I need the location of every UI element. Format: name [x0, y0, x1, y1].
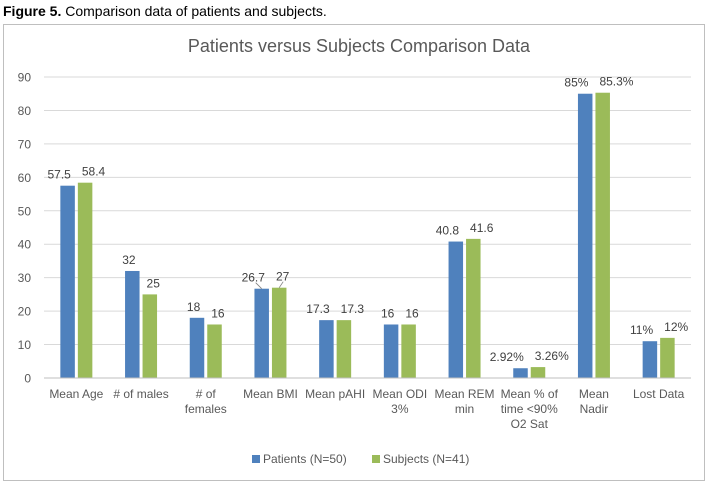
- data-label: 26.7: [242, 271, 266, 285]
- figure-label: Figure 5.: [3, 3, 62, 19]
- y-tick-label: 10: [18, 338, 32, 352]
- data-label: 3.26%: [535, 349, 569, 363]
- y-tick-label: 80: [18, 104, 32, 118]
- data-label: 2.92%: [490, 350, 524, 364]
- x-tick-label: Mean Nadir: [579, 387, 609, 416]
- bar-patients: [448, 241, 464, 378]
- data-label: 57.5: [47, 168, 71, 182]
- leader-line: [255, 282, 262, 289]
- data-label: 32: [122, 253, 136, 267]
- bar-subjects: [530, 367, 546, 378]
- legend-swatch-patients: [252, 455, 260, 463]
- y-tick-label: 20: [18, 305, 32, 319]
- data-label: 58.4: [82, 165, 106, 179]
- x-tick-label: # of females: [185, 387, 227, 416]
- figure-caption-text: Comparison data of patients and subjects…: [61, 3, 327, 19]
- data-label: 12%: [664, 320, 688, 334]
- data-label: 16: [381, 306, 395, 320]
- y-tick-label: 50: [18, 204, 32, 218]
- bar-patients: [254, 288, 269, 378]
- chart-frame: Patients versus Subjects Comparison Data…: [3, 24, 705, 481]
- x-tick-label: # of males: [113, 387, 168, 401]
- bar-subjects: [271, 287, 287, 378]
- bar-subjects: [466, 238, 481, 378]
- y-tick-label: 30: [18, 271, 32, 285]
- bar-subjects: [660, 337, 675, 378]
- gridlines: [44, 76, 691, 379]
- y-tick-label: 60: [18, 171, 32, 185]
- x-tick-label: Mean pAHI: [305, 387, 365, 401]
- x-tick-label: Mean ODI 3%: [373, 387, 428, 416]
- legend-label: Patients (N=50): [263, 452, 347, 466]
- y-axis: 0 10 20 30 40 50 60 70 80 90: [18, 71, 32, 386]
- bar-subjects: [142, 294, 158, 378]
- bar-subjects: [77, 182, 93, 378]
- data-label: 85%: [564, 76, 588, 90]
- y-tick-label: 40: [18, 238, 32, 252]
- data-label: 27: [276, 270, 290, 284]
- x-tick-label: Mean Age: [49, 387, 103, 401]
- data-label: 40.8: [436, 224, 460, 238]
- y-tick-label: 70: [18, 137, 32, 151]
- bar-subjects: [595, 92, 610, 379]
- data-label: 85.3%: [599, 75, 633, 89]
- data-label: 16: [405, 306, 419, 320]
- bar-patients: [125, 270, 140, 378]
- data-label: 18: [187, 300, 201, 314]
- x-tick-label: Mean BMI: [243, 387, 298, 401]
- data-label: 41.6: [470, 221, 494, 235]
- y-tick-label: 90: [18, 71, 32, 85]
- bar-patients: [319, 320, 334, 378]
- legend-label: Subjects (N=41): [383, 452, 469, 466]
- data-label: 11%: [630, 323, 653, 337]
- bar-chart: Patients versus Subjects Comparison Data…: [18, 36, 691, 466]
- data-labels: 57.5 58.4 32 25 18 16 26.7 27 17.3 17.3 16 16 40.8 41…: [47, 75, 688, 365]
- bars: [60, 92, 675, 379]
- y-tick-label: 0: [24, 372, 31, 386]
- legend: Patients (N=50) Subjects (N=41): [252, 452, 469, 466]
- x-tick-label: Mean % of time <90% O2 Sat: [501, 387, 559, 431]
- x-tick-label: Lost Data: [633, 387, 685, 401]
- bar-patients: [577, 93, 593, 378]
- bar-patients: [642, 341, 658, 378]
- bar-patients: [60, 185, 75, 378]
- bar-subjects: [207, 324, 222, 378]
- x-tick-label: Mean REM min: [435, 387, 495, 416]
- legend-swatch-subjects: [372, 455, 380, 463]
- data-label: 25: [147, 276, 161, 290]
- bar-patients: [513, 368, 528, 378]
- figure-caption: Figure 5. Comparison data of patients an…: [3, 3, 327, 19]
- bar-patients: [189, 317, 205, 378]
- data-label: 17.3: [341, 302, 365, 316]
- data-label: 17.3: [306, 302, 330, 316]
- x-axis: Mean Age # of males # of females Mean BMI Mea…: [44, 377, 691, 431]
- chart-title: Patients versus Subjects Comparison Data: [188, 36, 531, 56]
- bar-subjects: [336, 320, 352, 378]
- bar-subjects: [401, 324, 416, 378]
- bar-patients: [383, 324, 399, 378]
- leader-line: [278, 281, 284, 288]
- data-label: 16: [211, 306, 225, 320]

===

In the material above, how many lines include the string "axis"? State the number alone.

2